Exercise objective - All lines from the one containing "Convert this document image to plain text." through the final line of the records below should be reproduced exactly, with the pictures left out.

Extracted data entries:
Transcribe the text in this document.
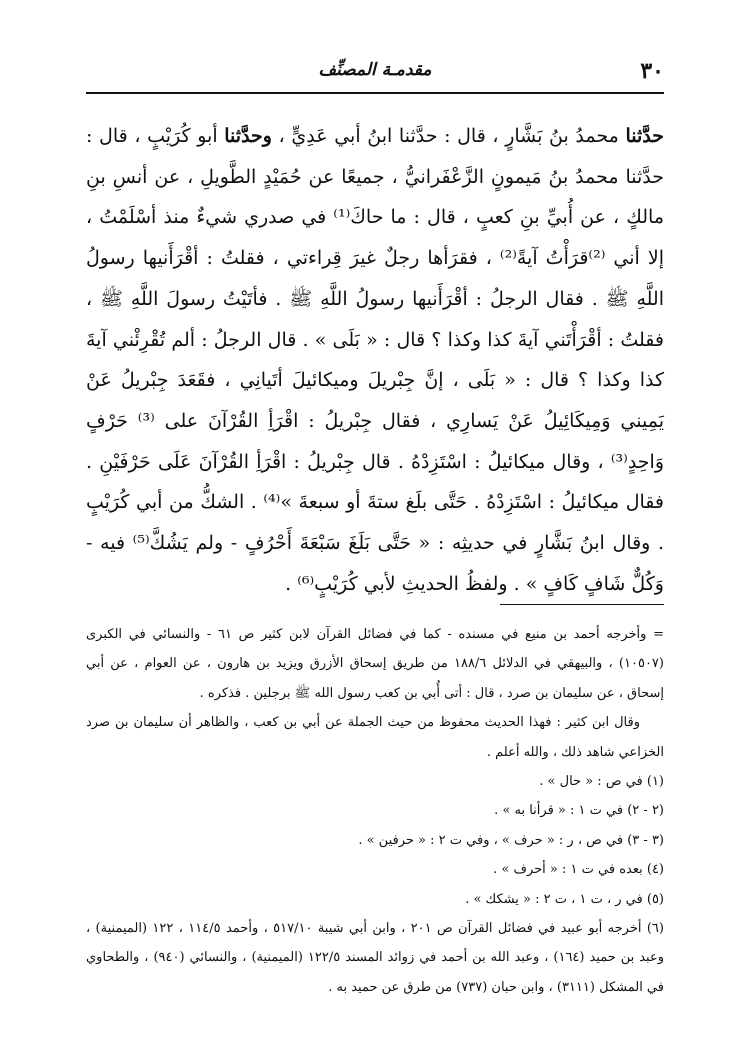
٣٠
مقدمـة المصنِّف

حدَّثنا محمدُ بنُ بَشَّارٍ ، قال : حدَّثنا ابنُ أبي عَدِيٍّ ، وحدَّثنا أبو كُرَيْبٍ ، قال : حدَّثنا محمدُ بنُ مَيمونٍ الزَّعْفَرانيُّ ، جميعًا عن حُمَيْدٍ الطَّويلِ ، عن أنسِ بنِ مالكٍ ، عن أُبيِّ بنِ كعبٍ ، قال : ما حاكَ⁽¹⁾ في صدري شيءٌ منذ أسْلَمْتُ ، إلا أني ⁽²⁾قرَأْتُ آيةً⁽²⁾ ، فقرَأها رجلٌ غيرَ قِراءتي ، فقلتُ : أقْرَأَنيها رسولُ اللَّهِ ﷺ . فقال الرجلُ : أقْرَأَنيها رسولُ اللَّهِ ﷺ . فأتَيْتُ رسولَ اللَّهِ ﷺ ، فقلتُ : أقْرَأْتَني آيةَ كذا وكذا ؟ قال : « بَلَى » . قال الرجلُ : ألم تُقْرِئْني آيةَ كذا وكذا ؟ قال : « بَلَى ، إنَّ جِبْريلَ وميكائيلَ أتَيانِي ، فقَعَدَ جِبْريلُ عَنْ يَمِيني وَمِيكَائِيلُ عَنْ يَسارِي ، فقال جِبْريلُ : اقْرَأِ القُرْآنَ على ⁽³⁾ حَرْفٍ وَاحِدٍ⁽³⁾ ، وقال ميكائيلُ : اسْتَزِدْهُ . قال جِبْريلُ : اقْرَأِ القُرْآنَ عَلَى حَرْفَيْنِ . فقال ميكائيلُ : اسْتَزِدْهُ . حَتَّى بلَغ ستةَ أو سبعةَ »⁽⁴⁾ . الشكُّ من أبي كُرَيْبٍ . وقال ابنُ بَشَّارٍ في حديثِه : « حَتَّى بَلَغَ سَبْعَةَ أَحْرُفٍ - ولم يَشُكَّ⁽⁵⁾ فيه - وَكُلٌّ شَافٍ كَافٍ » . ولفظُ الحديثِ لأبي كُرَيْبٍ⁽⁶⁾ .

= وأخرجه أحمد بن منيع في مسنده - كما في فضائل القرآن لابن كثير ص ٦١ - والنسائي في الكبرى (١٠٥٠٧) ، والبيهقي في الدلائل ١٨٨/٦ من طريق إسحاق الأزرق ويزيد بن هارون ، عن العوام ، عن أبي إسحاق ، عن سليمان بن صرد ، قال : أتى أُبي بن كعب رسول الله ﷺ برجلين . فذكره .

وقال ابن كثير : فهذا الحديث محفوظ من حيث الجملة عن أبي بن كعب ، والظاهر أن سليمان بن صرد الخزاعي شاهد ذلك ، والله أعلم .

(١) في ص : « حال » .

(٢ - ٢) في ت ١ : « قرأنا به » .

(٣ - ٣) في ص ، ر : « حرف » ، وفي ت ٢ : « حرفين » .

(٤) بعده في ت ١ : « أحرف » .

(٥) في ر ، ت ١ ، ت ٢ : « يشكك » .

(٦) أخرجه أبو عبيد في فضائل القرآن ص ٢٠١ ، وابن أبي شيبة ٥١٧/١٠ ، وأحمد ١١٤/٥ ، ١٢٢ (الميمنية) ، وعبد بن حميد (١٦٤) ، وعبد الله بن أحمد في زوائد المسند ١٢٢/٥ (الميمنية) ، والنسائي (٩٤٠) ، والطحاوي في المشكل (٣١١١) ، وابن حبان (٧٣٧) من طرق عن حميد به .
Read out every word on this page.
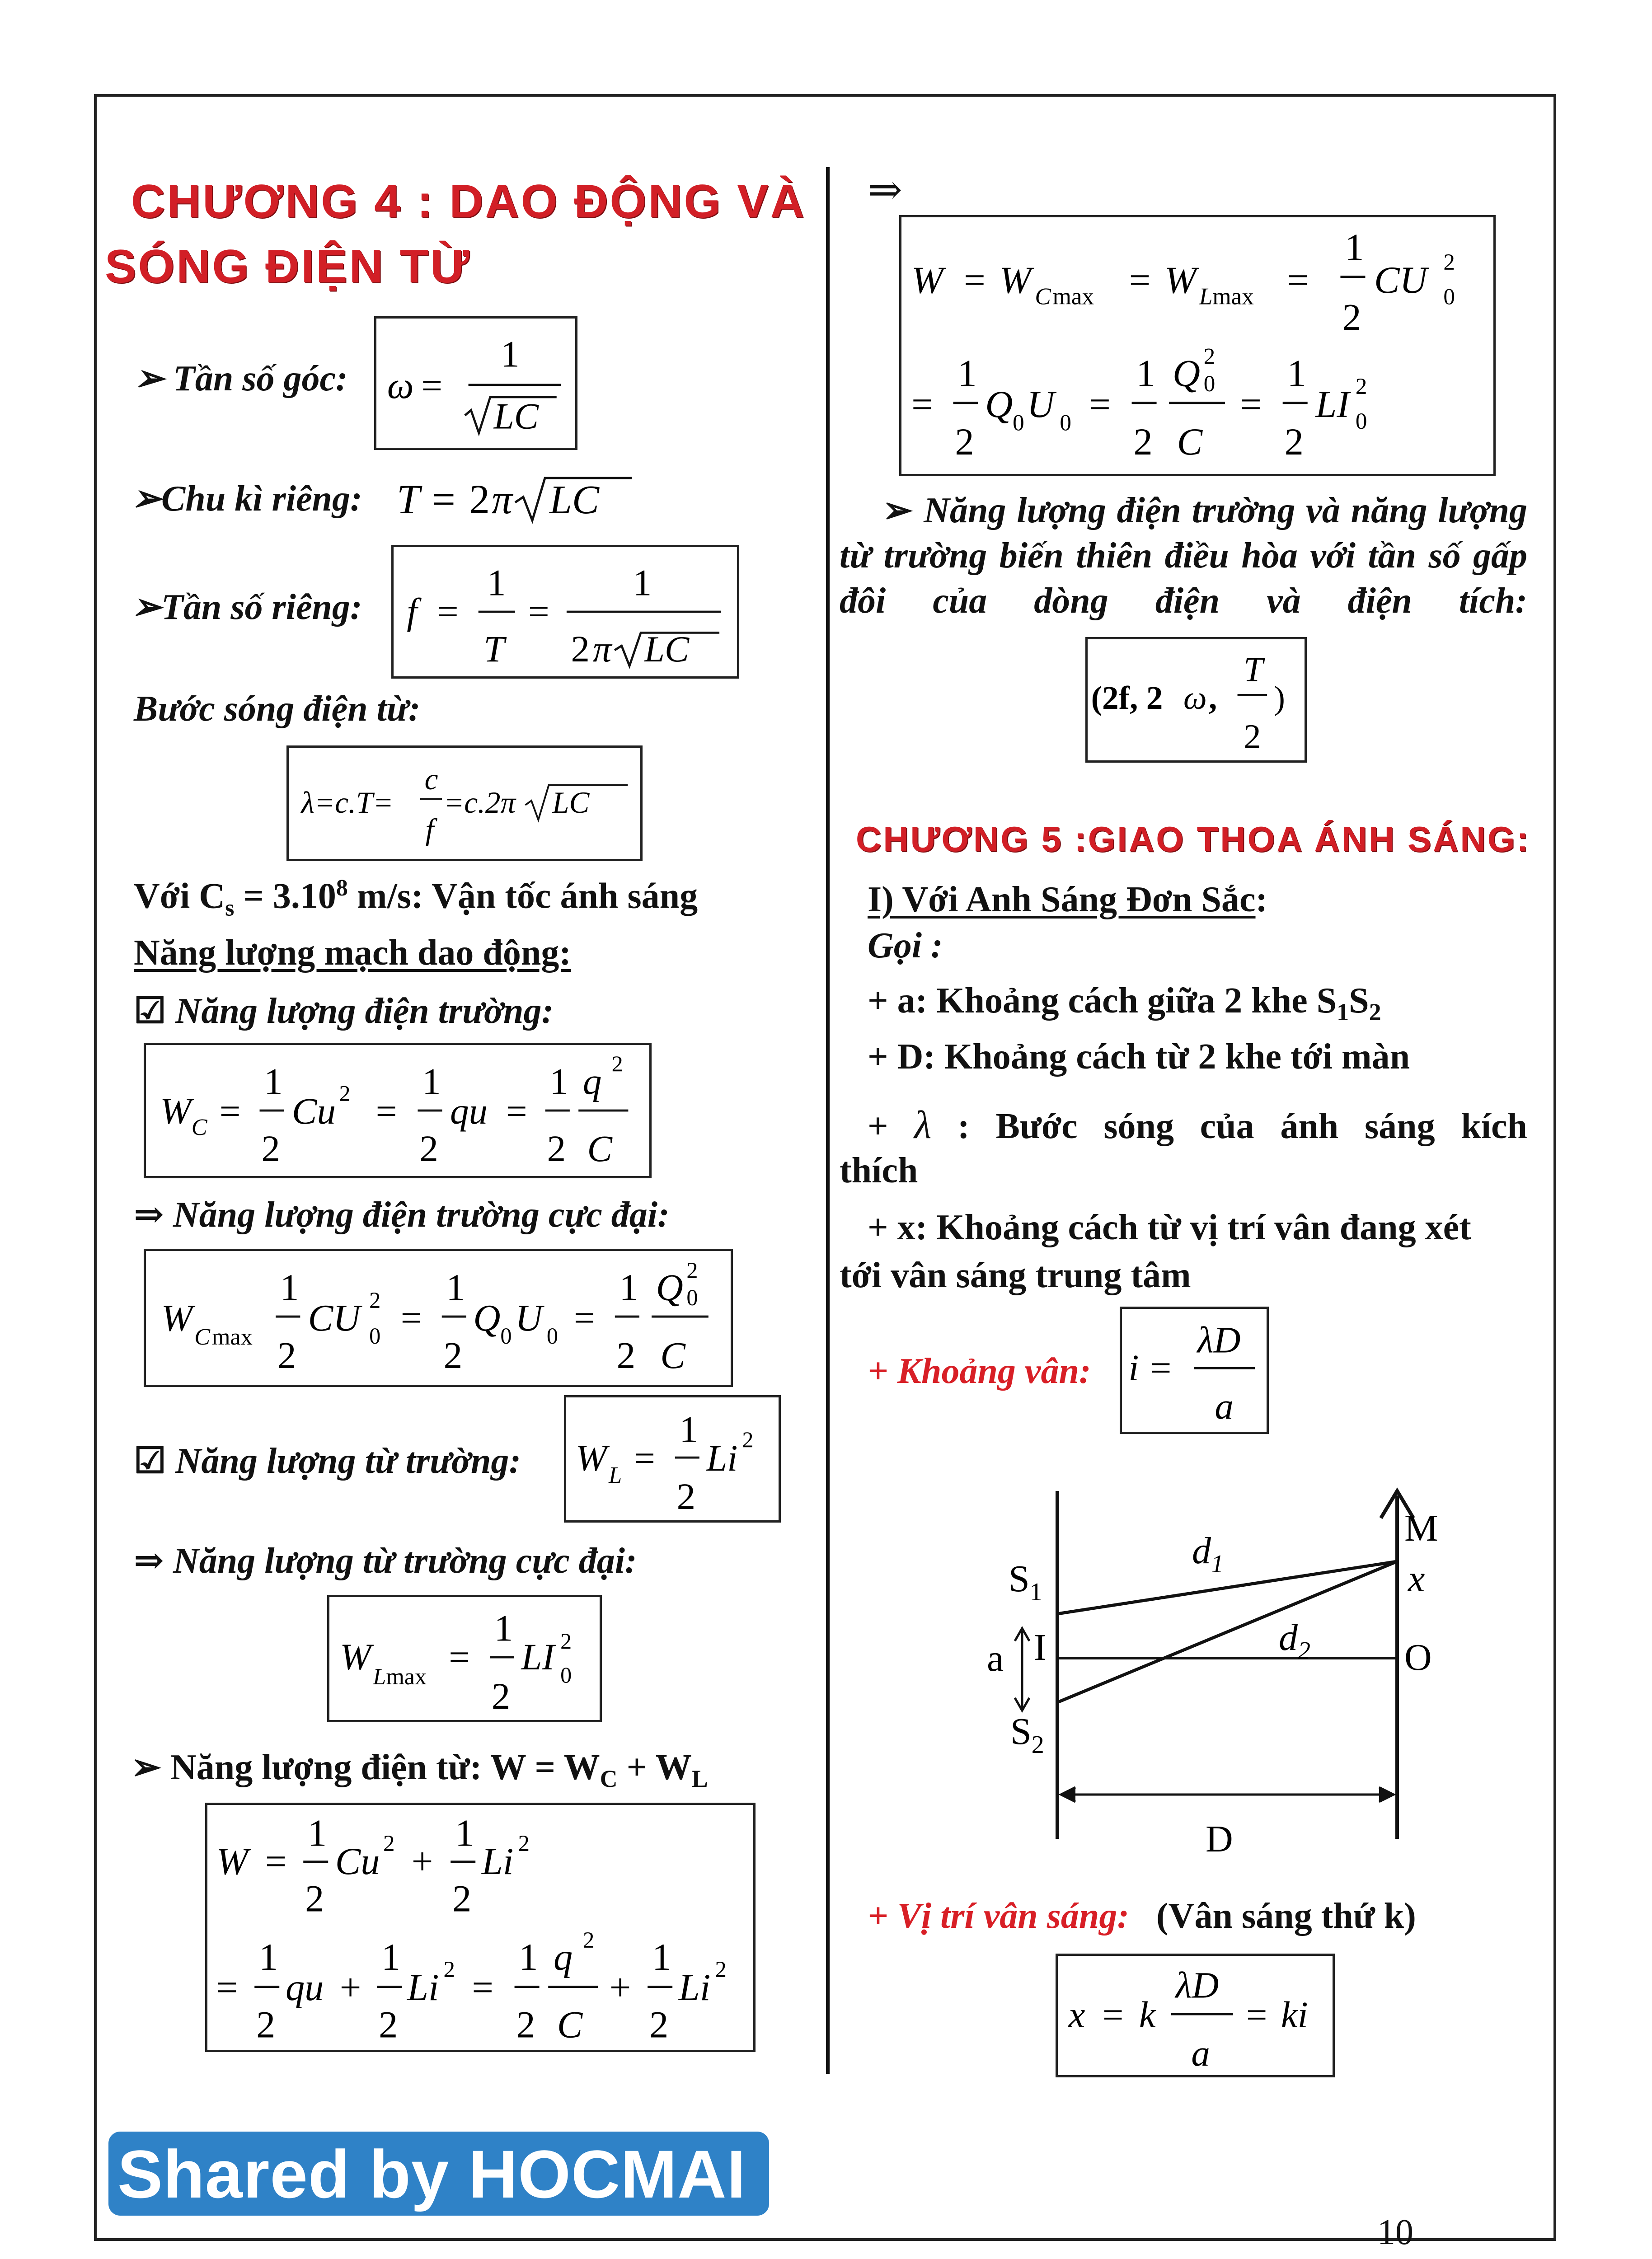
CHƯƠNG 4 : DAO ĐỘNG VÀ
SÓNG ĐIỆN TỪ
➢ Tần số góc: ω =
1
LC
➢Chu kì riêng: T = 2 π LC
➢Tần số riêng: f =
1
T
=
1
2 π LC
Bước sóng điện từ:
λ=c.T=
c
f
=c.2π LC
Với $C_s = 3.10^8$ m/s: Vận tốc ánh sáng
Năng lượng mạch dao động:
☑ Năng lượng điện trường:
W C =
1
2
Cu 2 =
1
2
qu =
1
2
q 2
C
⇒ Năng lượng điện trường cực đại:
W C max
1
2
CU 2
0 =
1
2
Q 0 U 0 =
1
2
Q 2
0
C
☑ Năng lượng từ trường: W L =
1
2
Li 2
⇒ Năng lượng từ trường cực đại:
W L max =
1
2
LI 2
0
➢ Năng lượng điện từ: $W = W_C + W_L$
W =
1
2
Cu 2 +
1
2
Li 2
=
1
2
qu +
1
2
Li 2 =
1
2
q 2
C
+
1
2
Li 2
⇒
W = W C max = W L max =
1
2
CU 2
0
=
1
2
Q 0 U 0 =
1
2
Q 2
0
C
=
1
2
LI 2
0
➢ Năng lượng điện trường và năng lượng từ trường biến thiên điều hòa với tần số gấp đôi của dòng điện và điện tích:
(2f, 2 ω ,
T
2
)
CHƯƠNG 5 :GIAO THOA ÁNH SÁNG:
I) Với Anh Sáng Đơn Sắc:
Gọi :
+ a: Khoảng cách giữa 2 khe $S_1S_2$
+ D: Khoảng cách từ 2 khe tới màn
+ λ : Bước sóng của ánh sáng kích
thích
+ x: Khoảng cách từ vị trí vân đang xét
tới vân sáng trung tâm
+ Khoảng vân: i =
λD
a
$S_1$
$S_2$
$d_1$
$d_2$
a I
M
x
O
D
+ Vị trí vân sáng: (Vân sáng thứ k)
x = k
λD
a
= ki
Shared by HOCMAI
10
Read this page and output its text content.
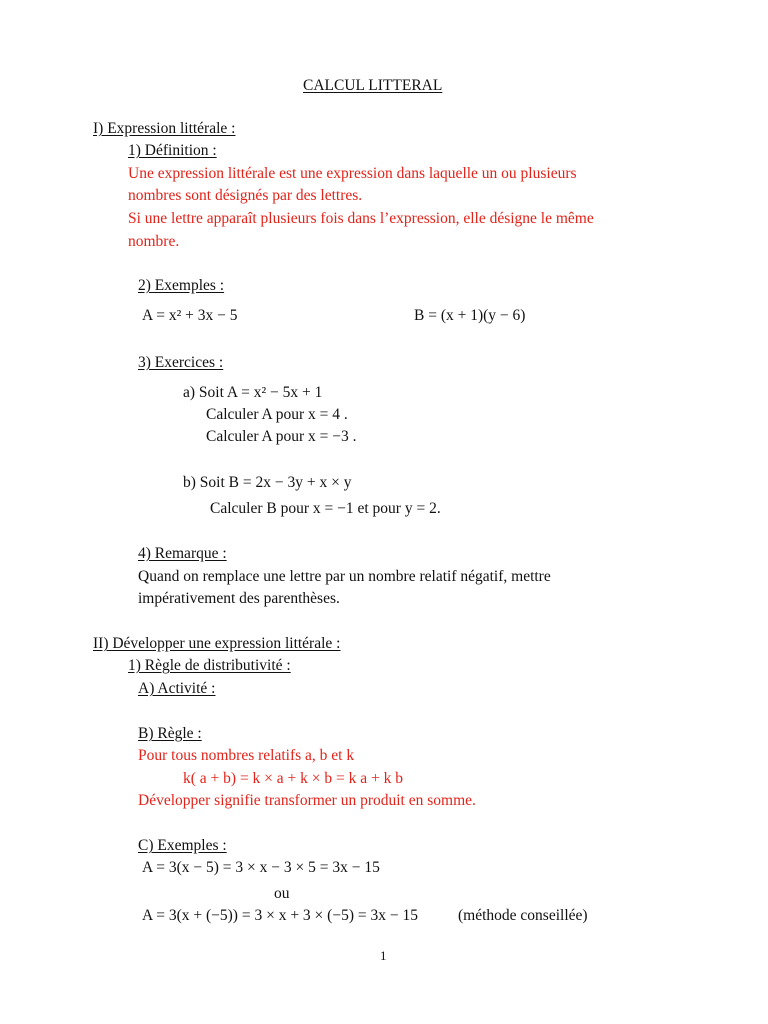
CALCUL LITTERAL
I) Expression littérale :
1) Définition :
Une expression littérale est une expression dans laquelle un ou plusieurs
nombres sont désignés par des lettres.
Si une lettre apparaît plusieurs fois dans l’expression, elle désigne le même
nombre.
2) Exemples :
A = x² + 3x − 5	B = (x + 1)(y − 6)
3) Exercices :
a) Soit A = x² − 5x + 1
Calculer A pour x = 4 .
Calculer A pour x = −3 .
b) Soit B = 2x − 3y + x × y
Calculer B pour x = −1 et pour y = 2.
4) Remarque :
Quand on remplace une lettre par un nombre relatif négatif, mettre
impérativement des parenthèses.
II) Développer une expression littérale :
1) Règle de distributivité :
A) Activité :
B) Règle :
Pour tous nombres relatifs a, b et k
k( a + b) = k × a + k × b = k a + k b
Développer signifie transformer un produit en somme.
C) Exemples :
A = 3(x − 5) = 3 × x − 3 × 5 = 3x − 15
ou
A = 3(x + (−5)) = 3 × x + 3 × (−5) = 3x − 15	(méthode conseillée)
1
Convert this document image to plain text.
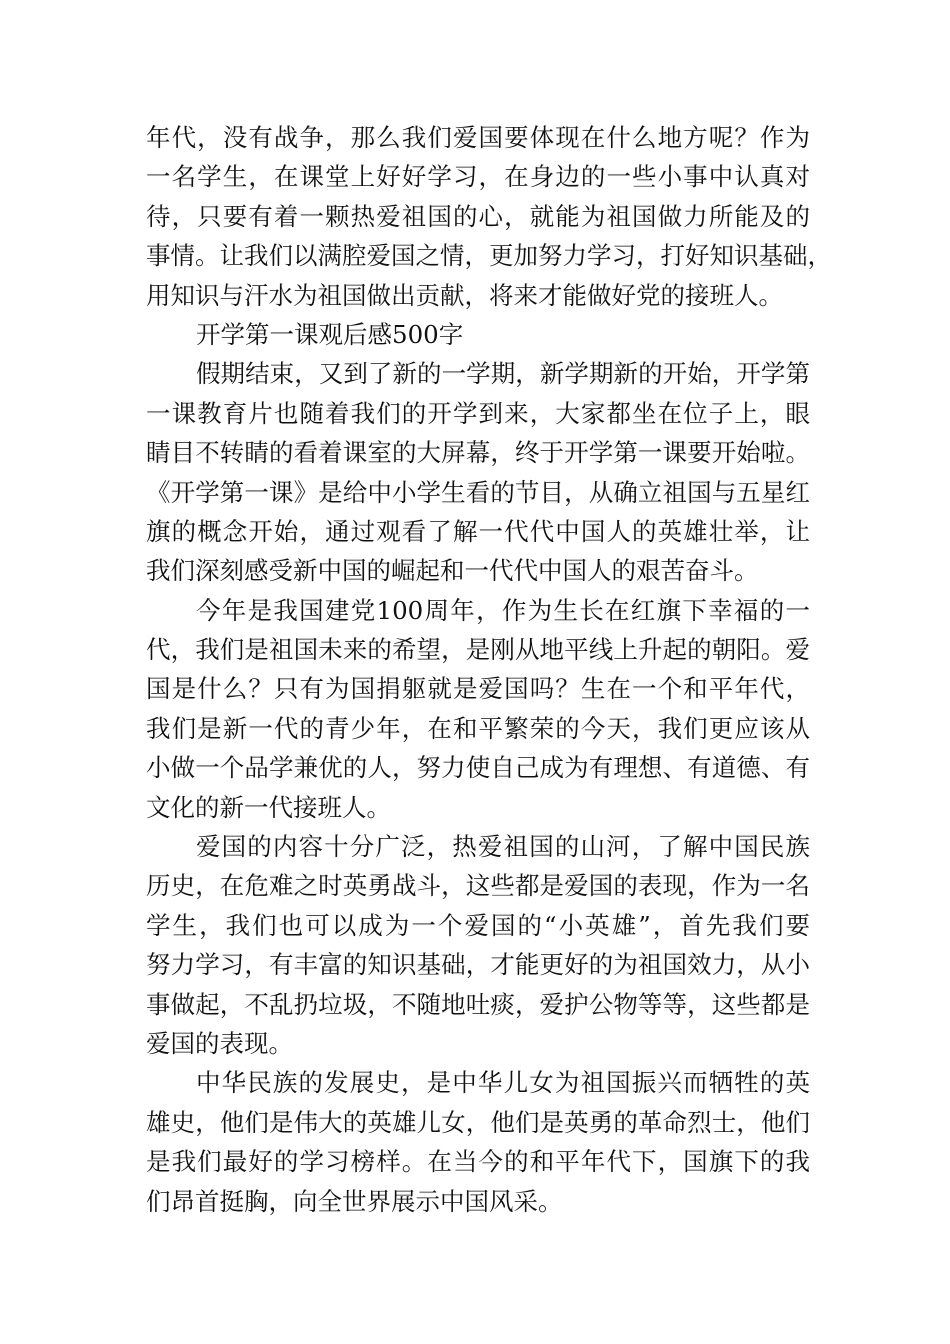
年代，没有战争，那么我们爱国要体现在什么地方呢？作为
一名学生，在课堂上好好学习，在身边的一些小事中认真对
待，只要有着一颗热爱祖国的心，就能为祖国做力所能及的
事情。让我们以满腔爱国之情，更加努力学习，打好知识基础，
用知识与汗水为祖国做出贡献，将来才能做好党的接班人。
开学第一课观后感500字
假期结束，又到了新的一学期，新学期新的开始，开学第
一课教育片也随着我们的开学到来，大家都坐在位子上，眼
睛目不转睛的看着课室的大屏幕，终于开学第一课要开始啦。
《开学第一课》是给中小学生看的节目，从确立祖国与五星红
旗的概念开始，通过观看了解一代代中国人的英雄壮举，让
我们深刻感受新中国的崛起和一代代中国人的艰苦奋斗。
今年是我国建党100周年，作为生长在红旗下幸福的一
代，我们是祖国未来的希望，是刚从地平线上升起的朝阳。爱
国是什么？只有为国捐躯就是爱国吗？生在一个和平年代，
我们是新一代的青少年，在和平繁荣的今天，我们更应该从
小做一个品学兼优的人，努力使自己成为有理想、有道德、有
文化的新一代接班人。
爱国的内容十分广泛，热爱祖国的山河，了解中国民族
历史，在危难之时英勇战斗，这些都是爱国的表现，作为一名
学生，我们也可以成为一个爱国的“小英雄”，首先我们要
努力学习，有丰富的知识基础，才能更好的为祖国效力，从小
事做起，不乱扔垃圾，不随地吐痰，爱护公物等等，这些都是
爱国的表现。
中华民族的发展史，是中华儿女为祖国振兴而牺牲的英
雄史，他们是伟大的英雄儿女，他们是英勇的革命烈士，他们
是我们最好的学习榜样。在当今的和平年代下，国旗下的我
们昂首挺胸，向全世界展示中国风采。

Written answer -
Convert this document image to plain text.
年代，没有战争，那么我们爱国要体现在什么地方呢？作为
一名学生，在课堂上好好学习，在身边的一些小事中认真对
待，只要有着一颗热爱祖国的心，就能为祖国做力所能及的
事情。让我们以满腔爱国之情，更加努力学习，打好知识基础，
用知识与汗水为祖国做出贡献，将来才能做好党的接班人。
开学第一课观后感500字
假期结束，又到了新的一学期，新学期新的开始，开学第
一课教育片也随着我们的开学到来，大家都坐在位子上，眼
睛目不转睛的看着课室的大屏幕，终于开学第一课要开始啦。
《开学第一课》是给中小学生看的节目，从确立祖国与五星红
旗的概念开始，通过观看了解一代代中国人的英雄壮举，让
我们深刻感受新中国的崛起和一代代中国人的艰苦奋斗。
今年是我国建党100周年，作为生长在红旗下幸福的一
代，我们是祖国未来的希望，是刚从地平线上升起的朝阳。爱
国是什么？只有为国捐躯就是爱国吗？生在一个和平年代，
我们是新一代的青少年，在和平繁荣的今天，我们更应该从
小做一个品学兼优的人，努力使自己成为有理想、有道德、有
文化的新一代接班人。
爱国的内容十分广泛，热爱祖国的山河，了解中国民族
历史，在危难之时英勇战斗，这些都是爱国的表现，作为一名
学生，我们也可以成为一个爱国的“小英雄”，首先我们要
努力学习，有丰富的知识基础，才能更好的为祖国效力，从小
事做起，不乱扔垃圾，不随地吐痰，爱护公物等等，这些都是
爱国的表现。
中华民族的发展史，是中华儿女为祖国振兴而牺牲的英
雄史，他们是伟大的英雄儿女，他们是英勇的革命烈士，他们
是我们最好的学习榜样。在当今的和平年代下，国旗下的我
们昂首挺胸，向全世界展示中国风采。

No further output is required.